Listings of element locations

______

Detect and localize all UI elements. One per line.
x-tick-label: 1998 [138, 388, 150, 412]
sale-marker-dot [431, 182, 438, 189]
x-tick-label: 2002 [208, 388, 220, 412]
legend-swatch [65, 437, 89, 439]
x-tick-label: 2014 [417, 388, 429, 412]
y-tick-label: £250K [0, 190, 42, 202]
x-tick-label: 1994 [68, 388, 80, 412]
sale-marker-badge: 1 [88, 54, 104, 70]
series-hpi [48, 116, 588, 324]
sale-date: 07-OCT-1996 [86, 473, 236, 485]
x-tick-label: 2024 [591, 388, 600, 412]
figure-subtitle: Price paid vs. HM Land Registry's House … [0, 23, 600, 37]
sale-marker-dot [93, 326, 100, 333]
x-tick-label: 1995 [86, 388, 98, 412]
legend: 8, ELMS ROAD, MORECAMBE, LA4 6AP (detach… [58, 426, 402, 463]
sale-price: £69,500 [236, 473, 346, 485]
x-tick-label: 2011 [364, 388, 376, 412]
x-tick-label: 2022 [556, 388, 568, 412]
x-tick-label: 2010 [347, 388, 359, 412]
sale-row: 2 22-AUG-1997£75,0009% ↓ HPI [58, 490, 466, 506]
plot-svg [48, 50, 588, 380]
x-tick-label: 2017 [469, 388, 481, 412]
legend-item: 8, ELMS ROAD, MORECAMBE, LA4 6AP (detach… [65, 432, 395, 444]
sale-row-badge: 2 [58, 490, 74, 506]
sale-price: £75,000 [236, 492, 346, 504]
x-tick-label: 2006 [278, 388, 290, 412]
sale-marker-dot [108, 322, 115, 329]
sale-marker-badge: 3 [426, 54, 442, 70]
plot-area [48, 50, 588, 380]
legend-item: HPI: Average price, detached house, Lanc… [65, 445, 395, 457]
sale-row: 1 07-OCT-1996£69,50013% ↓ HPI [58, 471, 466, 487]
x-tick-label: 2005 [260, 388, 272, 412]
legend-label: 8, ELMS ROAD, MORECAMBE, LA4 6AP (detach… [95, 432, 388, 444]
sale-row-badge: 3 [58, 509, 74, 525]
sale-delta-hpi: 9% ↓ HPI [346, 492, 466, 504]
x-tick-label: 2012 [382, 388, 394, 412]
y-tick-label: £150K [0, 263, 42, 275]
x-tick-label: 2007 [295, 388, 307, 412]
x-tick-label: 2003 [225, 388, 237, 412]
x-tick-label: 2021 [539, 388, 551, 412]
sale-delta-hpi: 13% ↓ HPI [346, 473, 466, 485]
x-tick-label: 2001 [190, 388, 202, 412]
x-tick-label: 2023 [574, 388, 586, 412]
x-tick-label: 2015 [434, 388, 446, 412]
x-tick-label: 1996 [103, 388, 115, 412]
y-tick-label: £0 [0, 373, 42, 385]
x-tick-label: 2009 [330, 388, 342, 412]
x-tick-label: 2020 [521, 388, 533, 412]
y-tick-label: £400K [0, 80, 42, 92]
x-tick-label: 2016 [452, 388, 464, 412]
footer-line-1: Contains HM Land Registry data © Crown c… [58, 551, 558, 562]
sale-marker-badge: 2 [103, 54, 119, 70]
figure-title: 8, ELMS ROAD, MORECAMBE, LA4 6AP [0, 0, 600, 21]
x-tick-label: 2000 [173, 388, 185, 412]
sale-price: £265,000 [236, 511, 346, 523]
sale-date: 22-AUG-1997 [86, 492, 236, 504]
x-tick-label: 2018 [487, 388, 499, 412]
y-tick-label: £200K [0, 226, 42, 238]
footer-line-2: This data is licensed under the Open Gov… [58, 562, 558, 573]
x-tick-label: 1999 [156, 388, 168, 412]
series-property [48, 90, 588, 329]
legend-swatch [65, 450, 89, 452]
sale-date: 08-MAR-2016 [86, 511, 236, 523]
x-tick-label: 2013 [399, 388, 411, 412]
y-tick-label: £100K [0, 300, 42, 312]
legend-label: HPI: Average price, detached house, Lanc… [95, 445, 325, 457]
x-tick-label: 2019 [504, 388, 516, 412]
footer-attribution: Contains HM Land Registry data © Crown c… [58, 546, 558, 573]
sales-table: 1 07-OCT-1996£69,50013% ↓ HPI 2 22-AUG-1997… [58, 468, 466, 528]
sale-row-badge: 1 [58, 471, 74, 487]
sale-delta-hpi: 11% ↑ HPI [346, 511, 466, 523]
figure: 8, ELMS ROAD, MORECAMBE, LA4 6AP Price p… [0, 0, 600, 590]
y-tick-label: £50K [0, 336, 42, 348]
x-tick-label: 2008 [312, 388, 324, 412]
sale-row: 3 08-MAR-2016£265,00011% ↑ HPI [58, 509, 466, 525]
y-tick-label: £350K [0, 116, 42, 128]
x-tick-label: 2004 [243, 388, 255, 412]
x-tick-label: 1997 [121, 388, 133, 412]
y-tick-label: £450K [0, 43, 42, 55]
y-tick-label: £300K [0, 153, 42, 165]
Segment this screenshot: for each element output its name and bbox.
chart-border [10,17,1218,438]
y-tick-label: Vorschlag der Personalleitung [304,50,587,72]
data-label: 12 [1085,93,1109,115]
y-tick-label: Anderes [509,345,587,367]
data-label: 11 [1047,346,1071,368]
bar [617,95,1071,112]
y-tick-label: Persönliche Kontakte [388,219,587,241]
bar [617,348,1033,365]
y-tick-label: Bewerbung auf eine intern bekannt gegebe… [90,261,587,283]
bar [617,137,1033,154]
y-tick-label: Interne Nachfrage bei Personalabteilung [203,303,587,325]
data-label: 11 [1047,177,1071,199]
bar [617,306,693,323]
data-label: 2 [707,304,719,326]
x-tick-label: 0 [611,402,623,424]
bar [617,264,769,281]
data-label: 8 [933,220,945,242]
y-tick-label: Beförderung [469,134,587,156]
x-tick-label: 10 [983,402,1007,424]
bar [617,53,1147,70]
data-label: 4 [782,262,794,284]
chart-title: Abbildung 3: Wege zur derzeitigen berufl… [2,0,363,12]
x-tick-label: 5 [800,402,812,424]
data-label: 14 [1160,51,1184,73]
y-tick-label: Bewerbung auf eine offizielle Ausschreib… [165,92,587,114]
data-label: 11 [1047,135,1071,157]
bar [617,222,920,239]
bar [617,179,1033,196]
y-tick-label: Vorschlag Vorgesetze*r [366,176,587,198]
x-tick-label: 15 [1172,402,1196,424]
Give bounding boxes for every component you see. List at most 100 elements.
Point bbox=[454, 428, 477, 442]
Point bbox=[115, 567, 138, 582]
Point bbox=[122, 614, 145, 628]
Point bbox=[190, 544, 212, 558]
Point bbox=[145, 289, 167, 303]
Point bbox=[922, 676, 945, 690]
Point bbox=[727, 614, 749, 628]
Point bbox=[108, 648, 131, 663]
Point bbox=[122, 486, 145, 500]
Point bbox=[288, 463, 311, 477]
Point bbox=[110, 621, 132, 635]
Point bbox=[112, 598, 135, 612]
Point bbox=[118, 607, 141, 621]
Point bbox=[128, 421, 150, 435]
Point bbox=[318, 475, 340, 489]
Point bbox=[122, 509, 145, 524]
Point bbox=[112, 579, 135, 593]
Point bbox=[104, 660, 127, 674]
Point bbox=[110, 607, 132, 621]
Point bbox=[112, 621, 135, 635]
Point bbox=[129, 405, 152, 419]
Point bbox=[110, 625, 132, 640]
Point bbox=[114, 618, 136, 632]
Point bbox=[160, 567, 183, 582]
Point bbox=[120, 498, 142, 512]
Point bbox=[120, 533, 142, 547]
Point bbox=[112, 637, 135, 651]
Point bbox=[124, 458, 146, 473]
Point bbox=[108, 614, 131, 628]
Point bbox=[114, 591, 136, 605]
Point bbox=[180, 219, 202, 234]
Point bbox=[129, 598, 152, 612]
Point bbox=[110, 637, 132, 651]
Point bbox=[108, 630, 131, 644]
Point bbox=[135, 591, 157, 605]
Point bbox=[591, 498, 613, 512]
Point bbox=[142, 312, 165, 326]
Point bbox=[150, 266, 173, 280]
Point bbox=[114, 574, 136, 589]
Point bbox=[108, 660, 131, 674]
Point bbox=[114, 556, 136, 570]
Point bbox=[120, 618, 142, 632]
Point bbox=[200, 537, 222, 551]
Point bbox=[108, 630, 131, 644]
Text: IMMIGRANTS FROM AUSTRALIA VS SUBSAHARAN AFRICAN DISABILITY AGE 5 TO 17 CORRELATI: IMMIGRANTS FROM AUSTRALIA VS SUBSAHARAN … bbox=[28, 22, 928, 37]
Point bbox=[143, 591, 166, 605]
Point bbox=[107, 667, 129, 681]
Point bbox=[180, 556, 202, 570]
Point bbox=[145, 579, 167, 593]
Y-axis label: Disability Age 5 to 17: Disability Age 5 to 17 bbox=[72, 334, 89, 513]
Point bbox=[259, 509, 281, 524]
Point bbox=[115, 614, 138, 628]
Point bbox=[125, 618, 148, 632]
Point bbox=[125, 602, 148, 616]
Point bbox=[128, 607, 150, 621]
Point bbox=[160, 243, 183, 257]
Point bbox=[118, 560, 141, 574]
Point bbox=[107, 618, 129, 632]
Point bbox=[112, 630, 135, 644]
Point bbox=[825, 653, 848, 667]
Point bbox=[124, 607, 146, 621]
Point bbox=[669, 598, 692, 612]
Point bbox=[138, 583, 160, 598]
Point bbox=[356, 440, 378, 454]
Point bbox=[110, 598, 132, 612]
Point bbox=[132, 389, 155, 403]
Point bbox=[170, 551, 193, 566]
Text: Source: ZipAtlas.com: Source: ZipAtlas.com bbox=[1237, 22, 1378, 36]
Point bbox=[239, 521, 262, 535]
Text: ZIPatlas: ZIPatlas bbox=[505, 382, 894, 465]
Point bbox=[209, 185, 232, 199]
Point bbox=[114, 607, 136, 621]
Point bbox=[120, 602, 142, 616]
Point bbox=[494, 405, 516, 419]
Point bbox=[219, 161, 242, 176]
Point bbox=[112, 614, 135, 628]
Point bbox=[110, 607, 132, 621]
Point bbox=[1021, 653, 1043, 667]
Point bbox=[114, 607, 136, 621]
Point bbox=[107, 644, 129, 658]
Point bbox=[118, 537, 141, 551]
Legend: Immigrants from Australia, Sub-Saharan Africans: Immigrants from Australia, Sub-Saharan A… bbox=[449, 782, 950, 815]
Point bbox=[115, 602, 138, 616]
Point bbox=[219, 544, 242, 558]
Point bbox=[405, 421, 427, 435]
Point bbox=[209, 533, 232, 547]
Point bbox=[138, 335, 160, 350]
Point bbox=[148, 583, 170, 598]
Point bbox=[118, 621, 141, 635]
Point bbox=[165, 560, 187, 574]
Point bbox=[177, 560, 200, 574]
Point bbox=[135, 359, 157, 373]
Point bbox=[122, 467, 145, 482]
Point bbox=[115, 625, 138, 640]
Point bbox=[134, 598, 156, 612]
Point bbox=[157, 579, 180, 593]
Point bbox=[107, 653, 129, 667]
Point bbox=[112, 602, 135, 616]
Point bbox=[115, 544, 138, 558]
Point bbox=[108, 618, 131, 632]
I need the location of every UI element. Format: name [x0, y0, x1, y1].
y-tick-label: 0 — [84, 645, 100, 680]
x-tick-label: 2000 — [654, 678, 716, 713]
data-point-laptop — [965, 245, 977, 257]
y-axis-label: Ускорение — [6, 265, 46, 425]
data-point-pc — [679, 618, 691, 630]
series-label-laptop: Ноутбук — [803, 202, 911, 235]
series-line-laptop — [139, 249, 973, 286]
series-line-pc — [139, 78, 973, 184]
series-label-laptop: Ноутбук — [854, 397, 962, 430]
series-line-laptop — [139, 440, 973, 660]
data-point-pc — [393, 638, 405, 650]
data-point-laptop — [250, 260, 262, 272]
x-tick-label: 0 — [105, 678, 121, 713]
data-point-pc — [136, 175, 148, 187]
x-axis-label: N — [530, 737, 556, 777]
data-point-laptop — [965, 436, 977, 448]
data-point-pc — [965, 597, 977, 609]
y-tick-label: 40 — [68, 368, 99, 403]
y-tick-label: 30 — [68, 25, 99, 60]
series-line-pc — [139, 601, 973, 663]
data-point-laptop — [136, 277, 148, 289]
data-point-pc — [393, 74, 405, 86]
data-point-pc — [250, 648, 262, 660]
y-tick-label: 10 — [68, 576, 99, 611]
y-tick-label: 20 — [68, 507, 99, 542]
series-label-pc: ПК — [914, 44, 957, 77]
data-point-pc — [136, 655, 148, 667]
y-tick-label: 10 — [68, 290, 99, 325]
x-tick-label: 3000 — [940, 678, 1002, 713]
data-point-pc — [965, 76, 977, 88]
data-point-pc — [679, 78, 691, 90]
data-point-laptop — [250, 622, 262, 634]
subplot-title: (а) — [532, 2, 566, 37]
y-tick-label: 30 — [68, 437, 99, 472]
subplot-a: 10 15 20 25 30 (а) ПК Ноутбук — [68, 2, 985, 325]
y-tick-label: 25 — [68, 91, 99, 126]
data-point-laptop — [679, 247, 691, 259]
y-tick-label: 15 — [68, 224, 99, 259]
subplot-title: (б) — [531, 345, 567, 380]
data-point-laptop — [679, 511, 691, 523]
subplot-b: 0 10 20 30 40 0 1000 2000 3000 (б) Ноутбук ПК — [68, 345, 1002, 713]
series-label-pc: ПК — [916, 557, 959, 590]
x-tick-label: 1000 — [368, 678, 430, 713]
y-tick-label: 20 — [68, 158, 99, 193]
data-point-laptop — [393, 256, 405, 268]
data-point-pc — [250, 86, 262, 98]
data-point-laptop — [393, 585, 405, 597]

______

● **Problem description**: Copy the material from its start through the line that contains "x-tick-label: 2005 [260, 388, 272, 412]", and substitute "sale-marker-circle" for every "sale-marker-dot". Leave everything else unchanged.

● **The output**:
Detect and localize all UI elements. One per line.
x-tick-label: 1998 [138, 388, 150, 412]
sale-marker-circle [431, 182, 438, 189]
x-tick-label: 2002 [208, 388, 220, 412]
legend-swatch [65, 437, 89, 439]
x-tick-label: 2014 [417, 388, 429, 412]
y-tick-label: £250K [0, 190, 42, 202]
x-tick-label: 1994 [68, 388, 80, 412]
sale-marker-badge: 1 [88, 54, 104, 70]
series-hpi [48, 116, 588, 324]
sale-date: 07-OCT-1996 [86, 473, 236, 485]
x-tick-label: 2024 [591, 388, 600, 412]
figure-subtitle: Price paid vs. HM Land Registry's House … [0, 23, 600, 37]
sale-marker-circle [93, 326, 100, 333]
x-tick-label: 1995 [86, 388, 98, 412]
legend: 8, ELMS ROAD, MORECAMBE, LA4 6AP (detach… [58, 426, 402, 463]
sale-price: £69,500 [236, 473, 346, 485]
x-tick-label: 2011 [364, 388, 376, 412]
x-tick-label: 2022 [556, 388, 568, 412]
x-tick-label: 2010 [347, 388, 359, 412]
sale-row: 2 22-AUG-1997£75,0009% ↓ HPI [58, 490, 466, 506]
plot-svg [48, 50, 588, 380]
x-tick-label: 2017 [469, 388, 481, 412]
legend-item: 8, ELMS ROAD, MORECAMBE, LA4 6AP (detach… [65, 432, 395, 444]
sale-row-badge: 2 [58, 490, 74, 506]
sale-price: £75,000 [236, 492, 346, 504]
x-tick-label: 2006 [278, 388, 290, 412]
sale-marker-circle [108, 322, 115, 329]
sale-marker-badge: 3 [426, 54, 442, 70]
plot-area [48, 50, 588, 380]
legend-item: HPI: Average price, detached house, Lanc… [65, 445, 395, 457]
sale-row: 1 07-OCT-1996£69,50013% ↓ HPI [58, 471, 466, 487]
x-tick-label: 2005 [260, 388, 272, 412]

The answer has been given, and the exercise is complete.